DIRECTIONS FOR THIS TASK. List each line holding the string "Samjatin".

◆ ◆ ◆ ◆ ◆

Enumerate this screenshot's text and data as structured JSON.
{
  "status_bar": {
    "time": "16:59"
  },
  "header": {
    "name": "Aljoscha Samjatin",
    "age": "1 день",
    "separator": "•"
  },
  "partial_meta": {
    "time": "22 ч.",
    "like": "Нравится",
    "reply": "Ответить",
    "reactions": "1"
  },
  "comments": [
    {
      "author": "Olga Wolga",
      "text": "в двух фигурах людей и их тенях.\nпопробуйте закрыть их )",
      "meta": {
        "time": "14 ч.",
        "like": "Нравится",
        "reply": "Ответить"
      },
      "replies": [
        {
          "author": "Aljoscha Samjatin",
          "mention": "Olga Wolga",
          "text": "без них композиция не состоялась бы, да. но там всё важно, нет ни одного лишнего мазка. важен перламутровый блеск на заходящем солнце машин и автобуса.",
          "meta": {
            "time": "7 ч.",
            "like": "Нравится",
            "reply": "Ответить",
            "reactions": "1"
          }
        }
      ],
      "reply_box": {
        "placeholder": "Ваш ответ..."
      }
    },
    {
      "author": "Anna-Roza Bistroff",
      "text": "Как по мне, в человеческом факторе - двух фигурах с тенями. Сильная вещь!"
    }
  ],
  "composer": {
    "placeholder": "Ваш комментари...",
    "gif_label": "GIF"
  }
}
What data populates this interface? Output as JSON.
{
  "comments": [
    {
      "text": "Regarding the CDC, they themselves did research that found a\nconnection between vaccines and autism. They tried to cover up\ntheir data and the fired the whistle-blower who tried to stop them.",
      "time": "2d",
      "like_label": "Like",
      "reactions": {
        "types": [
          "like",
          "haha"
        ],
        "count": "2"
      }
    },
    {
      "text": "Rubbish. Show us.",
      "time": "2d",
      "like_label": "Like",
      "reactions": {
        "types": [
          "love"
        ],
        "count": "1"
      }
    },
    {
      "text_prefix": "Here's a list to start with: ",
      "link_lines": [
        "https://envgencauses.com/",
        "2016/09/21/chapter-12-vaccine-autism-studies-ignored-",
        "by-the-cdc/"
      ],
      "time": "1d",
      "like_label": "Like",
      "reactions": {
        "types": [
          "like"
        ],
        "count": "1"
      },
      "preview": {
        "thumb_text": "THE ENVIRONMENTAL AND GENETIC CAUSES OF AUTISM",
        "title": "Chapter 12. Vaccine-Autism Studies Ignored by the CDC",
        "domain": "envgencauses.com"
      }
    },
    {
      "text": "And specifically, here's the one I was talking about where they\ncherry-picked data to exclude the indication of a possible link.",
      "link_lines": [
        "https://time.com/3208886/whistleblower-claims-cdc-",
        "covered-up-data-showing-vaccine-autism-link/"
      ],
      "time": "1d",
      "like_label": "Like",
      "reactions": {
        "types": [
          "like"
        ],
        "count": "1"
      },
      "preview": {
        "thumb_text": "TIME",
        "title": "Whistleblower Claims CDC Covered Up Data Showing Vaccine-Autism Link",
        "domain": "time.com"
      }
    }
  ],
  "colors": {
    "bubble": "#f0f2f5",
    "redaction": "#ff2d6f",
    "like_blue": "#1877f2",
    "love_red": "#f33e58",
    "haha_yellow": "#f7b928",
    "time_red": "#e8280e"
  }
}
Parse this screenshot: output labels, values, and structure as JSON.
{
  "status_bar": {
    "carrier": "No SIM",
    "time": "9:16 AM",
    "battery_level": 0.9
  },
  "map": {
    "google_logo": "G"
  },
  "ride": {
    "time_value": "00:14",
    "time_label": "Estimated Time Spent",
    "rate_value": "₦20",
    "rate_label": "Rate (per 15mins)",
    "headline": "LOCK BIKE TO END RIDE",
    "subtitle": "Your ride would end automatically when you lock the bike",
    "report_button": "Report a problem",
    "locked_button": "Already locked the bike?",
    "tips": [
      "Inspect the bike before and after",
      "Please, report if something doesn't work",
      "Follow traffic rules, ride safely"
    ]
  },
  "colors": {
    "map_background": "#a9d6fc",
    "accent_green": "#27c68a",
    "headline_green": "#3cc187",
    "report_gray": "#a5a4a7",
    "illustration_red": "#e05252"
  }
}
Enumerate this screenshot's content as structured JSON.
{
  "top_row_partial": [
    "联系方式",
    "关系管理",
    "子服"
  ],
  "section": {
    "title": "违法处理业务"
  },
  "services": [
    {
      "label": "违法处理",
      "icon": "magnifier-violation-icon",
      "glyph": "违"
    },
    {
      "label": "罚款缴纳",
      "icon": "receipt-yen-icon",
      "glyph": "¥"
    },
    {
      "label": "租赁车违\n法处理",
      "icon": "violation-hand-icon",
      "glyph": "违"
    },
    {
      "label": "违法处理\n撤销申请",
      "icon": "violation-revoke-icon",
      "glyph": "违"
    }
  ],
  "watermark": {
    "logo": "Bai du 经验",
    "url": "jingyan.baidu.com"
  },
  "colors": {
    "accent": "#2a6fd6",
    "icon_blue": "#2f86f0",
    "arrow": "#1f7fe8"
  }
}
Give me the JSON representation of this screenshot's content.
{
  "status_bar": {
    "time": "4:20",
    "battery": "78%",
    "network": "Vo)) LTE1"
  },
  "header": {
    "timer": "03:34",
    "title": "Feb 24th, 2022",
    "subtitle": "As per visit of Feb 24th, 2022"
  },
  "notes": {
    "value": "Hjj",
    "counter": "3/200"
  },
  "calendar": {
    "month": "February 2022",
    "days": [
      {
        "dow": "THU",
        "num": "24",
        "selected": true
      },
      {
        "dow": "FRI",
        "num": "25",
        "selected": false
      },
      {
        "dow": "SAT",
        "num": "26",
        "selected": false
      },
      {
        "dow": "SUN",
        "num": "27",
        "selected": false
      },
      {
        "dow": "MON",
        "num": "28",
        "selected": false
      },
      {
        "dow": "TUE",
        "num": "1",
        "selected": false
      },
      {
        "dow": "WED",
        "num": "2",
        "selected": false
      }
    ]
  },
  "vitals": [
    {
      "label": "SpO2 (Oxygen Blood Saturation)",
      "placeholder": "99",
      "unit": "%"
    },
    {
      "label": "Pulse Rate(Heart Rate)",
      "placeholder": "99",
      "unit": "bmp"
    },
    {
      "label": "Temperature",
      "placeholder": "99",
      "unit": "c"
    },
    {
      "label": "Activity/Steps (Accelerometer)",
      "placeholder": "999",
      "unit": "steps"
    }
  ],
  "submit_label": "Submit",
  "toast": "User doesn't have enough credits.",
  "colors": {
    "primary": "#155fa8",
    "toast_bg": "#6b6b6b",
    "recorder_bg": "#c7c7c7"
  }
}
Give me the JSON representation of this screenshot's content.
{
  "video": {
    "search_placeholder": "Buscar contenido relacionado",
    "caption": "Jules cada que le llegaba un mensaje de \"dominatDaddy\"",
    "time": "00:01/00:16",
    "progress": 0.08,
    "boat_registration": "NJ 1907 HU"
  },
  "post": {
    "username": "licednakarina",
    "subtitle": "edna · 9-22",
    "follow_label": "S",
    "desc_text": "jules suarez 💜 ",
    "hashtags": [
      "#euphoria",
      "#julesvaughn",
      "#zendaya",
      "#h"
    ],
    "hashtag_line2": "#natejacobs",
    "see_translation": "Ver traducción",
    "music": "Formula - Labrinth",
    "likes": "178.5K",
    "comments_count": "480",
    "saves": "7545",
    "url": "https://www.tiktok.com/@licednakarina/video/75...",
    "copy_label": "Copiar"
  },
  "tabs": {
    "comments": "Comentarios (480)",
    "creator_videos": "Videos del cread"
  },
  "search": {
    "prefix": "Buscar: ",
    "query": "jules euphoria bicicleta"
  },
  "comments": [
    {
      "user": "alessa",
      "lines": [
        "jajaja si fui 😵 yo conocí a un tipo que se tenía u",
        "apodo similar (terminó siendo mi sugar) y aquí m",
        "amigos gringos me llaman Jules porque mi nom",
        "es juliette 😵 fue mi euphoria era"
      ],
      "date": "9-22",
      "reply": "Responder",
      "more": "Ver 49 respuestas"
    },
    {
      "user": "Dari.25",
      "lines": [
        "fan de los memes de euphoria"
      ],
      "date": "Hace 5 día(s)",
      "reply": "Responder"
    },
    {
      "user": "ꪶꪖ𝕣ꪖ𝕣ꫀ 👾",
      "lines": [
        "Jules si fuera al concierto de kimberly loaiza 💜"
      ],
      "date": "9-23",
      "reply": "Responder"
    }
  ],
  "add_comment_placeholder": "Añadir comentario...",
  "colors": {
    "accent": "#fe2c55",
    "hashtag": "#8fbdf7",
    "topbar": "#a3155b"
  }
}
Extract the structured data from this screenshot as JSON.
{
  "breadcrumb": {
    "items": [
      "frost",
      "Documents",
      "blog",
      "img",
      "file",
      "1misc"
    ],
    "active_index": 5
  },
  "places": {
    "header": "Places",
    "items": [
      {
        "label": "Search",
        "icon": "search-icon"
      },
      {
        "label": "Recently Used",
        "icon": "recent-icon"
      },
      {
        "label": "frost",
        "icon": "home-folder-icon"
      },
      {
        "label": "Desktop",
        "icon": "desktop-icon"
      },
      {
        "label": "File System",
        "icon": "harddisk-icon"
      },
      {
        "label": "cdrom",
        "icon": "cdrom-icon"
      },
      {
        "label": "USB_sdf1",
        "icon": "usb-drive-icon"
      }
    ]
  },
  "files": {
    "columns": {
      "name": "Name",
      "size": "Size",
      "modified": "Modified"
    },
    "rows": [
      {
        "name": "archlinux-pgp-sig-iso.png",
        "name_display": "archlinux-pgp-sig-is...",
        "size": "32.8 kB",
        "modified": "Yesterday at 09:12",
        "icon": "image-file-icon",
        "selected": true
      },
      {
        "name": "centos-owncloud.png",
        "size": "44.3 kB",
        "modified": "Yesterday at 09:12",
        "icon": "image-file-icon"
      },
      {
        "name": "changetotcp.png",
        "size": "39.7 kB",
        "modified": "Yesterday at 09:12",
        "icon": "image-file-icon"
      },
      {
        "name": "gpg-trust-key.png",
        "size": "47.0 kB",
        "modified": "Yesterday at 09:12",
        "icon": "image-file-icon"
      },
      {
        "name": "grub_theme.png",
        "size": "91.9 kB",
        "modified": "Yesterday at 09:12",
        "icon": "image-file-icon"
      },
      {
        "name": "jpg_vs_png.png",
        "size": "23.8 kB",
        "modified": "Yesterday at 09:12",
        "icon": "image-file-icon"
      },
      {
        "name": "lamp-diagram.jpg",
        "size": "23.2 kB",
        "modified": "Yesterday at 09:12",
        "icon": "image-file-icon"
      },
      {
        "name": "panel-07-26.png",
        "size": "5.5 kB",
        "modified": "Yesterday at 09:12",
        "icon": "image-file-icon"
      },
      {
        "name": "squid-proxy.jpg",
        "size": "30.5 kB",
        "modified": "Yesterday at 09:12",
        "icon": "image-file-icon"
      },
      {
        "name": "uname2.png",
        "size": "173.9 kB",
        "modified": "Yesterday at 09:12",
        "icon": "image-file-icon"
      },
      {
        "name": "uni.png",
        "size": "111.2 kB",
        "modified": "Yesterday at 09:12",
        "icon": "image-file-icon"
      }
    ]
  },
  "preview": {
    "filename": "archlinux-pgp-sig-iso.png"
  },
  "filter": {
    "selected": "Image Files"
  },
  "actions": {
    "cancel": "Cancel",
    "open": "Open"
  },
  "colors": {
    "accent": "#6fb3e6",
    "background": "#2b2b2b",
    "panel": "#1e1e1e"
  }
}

◆ ◆ ◆ ◆ ◆

WORKED ANSWER.
    "name": "Aljoscha Samjatin",
          "author": "Aljoscha Samjatin",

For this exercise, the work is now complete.